TASK TO COMPLETE
Return a copy of every line in the records that includes the word "found".
--- START PROVIDED ENTRIES ---
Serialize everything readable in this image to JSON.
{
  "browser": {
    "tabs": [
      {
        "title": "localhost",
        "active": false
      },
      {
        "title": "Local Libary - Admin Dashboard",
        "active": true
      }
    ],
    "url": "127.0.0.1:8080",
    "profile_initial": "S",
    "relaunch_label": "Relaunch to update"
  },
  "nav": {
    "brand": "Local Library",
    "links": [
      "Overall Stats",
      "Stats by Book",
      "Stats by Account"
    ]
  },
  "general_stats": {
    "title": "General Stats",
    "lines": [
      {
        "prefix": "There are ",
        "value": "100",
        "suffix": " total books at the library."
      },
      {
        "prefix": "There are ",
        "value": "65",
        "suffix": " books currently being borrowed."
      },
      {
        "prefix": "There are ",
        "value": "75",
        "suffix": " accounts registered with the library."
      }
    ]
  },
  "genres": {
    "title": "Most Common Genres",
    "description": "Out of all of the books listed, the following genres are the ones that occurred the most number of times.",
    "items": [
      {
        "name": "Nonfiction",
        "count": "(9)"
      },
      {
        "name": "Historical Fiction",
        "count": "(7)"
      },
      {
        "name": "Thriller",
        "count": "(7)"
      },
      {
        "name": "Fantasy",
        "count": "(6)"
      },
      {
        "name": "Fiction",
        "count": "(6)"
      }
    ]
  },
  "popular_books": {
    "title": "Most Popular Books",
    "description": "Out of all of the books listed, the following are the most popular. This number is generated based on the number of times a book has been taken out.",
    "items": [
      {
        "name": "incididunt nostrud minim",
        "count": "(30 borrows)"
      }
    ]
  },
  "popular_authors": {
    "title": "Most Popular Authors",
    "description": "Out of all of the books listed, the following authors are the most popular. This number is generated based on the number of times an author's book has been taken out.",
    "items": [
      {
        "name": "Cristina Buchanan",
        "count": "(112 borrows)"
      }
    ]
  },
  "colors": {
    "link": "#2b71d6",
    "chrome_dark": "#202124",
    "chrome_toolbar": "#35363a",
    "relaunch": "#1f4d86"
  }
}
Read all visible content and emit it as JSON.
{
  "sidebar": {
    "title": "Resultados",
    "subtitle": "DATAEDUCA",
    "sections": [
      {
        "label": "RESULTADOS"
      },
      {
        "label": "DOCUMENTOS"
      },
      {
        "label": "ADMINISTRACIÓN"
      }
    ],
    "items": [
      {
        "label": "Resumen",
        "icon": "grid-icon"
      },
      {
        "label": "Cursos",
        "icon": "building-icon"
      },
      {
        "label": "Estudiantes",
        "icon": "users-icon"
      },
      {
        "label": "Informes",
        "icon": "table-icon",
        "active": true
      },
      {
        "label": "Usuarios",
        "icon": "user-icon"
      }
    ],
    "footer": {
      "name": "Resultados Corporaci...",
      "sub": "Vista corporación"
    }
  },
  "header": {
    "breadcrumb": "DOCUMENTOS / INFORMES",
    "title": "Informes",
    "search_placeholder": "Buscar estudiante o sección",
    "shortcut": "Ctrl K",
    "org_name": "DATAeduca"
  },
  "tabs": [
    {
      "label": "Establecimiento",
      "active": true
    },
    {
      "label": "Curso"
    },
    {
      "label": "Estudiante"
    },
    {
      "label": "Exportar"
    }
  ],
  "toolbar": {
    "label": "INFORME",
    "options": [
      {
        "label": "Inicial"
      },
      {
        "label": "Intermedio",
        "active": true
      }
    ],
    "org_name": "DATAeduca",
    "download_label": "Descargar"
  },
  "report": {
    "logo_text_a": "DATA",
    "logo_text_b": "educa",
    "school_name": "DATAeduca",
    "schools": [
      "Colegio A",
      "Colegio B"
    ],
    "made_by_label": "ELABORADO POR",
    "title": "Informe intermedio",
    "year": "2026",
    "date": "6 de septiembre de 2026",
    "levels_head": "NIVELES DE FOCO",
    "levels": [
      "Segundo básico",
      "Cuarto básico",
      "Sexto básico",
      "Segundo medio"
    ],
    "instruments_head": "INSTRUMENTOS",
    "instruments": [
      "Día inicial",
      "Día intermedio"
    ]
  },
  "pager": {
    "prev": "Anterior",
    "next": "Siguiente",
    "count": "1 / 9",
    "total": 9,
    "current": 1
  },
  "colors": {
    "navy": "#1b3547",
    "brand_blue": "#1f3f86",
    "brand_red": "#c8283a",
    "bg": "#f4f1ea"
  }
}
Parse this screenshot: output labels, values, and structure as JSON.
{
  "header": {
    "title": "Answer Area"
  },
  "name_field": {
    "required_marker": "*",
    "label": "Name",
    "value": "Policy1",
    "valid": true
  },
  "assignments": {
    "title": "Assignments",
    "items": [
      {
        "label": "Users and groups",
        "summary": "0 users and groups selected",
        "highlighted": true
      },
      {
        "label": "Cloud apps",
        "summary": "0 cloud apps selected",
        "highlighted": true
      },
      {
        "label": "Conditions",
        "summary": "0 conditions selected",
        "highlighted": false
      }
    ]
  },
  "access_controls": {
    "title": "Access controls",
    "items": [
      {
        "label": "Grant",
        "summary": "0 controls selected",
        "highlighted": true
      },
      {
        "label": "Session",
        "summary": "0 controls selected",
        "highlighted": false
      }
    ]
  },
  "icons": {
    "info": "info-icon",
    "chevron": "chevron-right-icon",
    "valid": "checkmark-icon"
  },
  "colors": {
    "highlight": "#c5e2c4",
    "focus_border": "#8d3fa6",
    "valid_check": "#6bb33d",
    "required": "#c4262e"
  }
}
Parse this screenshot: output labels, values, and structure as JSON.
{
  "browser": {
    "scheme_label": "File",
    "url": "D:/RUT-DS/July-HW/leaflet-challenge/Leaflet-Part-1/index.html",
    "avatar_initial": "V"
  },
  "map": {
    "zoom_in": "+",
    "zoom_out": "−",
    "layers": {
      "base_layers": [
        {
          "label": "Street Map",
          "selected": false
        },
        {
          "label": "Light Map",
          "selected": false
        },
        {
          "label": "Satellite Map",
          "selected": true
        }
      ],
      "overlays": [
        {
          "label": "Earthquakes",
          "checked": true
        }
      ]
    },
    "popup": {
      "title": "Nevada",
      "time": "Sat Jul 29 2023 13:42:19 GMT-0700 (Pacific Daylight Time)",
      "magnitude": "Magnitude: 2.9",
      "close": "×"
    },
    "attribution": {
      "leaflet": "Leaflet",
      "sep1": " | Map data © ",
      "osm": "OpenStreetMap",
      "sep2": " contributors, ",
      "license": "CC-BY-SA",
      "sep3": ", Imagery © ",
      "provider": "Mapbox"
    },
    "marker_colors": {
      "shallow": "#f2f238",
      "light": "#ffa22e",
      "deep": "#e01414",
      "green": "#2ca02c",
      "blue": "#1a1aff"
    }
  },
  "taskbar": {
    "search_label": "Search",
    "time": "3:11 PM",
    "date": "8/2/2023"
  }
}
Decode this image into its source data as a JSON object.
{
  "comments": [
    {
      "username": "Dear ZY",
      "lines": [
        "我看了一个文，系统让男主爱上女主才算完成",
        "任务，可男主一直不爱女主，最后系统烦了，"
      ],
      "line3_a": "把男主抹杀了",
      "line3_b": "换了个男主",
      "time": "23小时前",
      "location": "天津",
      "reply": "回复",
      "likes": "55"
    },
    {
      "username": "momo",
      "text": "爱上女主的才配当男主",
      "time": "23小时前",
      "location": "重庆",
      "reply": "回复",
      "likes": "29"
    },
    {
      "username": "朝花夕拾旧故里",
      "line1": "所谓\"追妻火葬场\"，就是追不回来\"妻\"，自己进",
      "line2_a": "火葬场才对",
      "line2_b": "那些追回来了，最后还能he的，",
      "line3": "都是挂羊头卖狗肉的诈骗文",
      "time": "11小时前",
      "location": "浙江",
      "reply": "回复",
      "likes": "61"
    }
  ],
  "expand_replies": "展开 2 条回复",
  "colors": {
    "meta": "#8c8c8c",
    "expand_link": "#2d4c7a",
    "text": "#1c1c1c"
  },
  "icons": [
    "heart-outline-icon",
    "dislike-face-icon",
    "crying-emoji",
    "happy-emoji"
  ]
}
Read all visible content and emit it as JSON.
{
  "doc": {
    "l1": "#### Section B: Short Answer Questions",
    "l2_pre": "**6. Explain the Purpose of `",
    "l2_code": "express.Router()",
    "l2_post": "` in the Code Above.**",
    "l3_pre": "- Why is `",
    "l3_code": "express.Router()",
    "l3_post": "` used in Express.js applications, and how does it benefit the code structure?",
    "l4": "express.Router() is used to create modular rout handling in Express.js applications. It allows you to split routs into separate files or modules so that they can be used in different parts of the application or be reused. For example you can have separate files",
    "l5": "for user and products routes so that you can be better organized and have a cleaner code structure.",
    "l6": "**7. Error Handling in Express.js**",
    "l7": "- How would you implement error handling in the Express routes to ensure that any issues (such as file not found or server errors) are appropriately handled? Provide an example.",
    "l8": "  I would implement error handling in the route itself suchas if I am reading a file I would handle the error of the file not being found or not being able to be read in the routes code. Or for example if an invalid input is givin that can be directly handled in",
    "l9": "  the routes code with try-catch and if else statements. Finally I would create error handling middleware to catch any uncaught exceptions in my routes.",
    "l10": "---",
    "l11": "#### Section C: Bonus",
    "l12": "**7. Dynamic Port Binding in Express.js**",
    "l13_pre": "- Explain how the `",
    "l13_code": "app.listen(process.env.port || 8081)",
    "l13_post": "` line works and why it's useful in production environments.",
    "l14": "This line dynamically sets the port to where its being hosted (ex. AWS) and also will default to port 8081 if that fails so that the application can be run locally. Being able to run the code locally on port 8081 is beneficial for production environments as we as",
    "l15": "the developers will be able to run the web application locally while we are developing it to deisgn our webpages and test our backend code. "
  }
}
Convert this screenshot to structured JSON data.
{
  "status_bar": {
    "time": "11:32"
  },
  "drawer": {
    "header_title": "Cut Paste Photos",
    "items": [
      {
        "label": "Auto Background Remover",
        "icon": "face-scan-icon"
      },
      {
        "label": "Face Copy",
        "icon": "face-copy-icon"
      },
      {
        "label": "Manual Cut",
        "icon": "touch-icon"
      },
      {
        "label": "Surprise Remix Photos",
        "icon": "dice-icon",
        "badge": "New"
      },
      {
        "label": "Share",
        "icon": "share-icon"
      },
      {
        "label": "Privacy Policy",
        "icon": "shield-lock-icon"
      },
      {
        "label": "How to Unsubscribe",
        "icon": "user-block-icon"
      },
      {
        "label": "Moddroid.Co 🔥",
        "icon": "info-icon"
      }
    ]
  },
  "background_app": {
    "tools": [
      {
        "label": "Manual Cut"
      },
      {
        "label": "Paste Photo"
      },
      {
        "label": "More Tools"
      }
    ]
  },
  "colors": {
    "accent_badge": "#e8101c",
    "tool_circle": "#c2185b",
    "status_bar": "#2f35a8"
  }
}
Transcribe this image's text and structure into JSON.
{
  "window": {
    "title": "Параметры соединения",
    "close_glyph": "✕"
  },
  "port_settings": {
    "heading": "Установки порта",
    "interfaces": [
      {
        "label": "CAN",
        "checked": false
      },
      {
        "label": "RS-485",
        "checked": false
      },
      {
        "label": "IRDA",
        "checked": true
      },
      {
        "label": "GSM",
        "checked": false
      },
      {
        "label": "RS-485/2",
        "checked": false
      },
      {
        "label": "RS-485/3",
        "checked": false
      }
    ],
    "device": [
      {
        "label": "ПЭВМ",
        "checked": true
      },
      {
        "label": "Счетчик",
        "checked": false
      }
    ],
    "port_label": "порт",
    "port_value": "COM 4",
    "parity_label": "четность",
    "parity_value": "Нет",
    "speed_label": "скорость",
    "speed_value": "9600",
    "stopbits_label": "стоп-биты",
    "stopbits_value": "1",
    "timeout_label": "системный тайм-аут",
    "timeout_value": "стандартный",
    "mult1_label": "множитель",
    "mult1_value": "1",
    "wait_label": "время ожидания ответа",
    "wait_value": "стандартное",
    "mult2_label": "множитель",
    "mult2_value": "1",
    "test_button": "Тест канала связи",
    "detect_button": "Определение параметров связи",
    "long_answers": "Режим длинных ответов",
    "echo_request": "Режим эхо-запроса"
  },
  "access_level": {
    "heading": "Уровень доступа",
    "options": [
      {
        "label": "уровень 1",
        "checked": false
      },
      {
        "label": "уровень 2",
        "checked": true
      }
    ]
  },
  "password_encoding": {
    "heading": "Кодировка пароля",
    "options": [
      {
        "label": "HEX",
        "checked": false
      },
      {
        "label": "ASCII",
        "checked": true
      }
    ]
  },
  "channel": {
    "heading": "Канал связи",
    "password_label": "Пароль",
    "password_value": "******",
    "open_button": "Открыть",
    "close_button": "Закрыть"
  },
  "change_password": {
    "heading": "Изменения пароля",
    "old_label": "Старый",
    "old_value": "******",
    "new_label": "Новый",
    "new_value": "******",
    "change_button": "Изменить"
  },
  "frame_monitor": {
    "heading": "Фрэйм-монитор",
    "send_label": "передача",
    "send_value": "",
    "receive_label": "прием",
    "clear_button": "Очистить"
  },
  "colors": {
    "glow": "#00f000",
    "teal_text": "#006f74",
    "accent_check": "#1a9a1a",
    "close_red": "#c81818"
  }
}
--- END PROVIDED ENTRIES ---
ANSWER TO THIS PROBLEM
    "l7": "- How would you implement error handling in the Express routes to ensure that any issues (such as file not found or server errors) are appropriately handled? Provide an example.",
    "l8": "  I would implement error handling in the route itself suchas if I am reading a file I would handle the error of the file not being found or not being able to be read in the routes code. Or for example if an invalid input is givin that can be directly handled in",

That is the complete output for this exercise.